» **THE TASK**
Retype every entry exactly, character for character.

Data records
^^^^^^^^

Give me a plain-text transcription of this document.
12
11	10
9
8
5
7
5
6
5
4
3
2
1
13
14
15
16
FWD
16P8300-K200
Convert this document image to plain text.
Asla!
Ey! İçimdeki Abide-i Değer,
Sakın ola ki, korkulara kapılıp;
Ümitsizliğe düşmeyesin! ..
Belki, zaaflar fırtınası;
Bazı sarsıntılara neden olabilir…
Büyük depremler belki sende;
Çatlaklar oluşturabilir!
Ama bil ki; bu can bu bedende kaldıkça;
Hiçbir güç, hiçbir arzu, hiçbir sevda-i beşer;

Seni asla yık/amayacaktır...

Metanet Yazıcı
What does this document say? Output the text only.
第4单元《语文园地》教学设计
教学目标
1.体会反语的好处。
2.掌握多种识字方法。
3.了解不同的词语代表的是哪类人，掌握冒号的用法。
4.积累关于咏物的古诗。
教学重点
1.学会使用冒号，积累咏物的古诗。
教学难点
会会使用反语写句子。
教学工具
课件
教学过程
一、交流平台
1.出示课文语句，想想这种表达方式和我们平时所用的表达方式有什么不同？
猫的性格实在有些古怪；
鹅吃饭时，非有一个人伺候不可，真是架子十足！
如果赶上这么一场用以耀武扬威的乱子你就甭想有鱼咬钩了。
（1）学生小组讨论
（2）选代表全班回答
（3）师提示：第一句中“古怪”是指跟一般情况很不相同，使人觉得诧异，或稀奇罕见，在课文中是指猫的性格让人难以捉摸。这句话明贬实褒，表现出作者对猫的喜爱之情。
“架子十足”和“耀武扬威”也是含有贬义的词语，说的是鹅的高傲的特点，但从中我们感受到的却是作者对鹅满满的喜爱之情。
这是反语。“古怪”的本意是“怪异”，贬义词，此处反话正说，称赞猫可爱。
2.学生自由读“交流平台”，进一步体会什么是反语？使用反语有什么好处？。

^^^^^^^^

» **EXERCISE OUTPUT**
Give me a plain-text transcription of this document.
12
11	10
9
8
5
7
5
6
5
4
3
2
1
13
14
15
16
FWD
16P8300-K200
Convert this document image to plain text.
Asla!
Ey! İçimdeki Abide-i Değer,
Sakın ola ki, korkulara kapılıp;
Ümitsizliğe düşmeyesin! ..
Belki, zaaflar fırtınası;
Bazı sarsıntılara neden olabilir…
Büyük depremler belki sende;
Çatlaklar oluşturabilir!
Ama bil ki; bu can bu bedende kaldıkça;
Hiçbir güç, hiçbir arzu, hiçbir sevda-i beşer;

Seni asla yık/amayacaktır...

Metanet Yazıcı
What does this document say? Output the text only.
第4单元《语文园地》教学设计
教学目标
1.体会反语的好处。
2.掌握多种识字方法。
3.了解不同的词语代表的是哪类人，掌握冒号的用法。
4.积累关于咏物的古诗。
教学重点
1.学会使用冒号，积累咏物的古诗。
教学难点
会会使用反语写句子。
教学工具
课件
教学过程
一、交流平台
1.出示课文语句，想想这种表达方式和我们平时所用的表达方式有什么不同？
猫的性格实在有些古怪；
鹅吃饭时，非有一个人伺候不可，真是架子十足！
如果赶上这么一场用以耀武扬威的乱子你就甭想有鱼咬钩了。
（1）学生小组讨论
（2）选代表全班回答
（3）师提示：第一句中“古怪”是指跟一般情况很不相同，使人觉得诧异，或稀奇罕见，在课文中是指猫的性格让人难以捉摸。这句话明贬实褒，表现出作者对猫的喜爱之情。
“架子十足”和“耀武扬威”也是含有贬义的词语，说的是鹅的高傲的特点，但从中我们感受到的却是作者对鹅满满的喜爱之情。
这是反语。“古怪”的本意是“怪异”，贬义词，此处反话正说，称赞猫可爱。
2.学生自由读“交流平台”，进一步体会什么是反语？使用反语有什么好处？。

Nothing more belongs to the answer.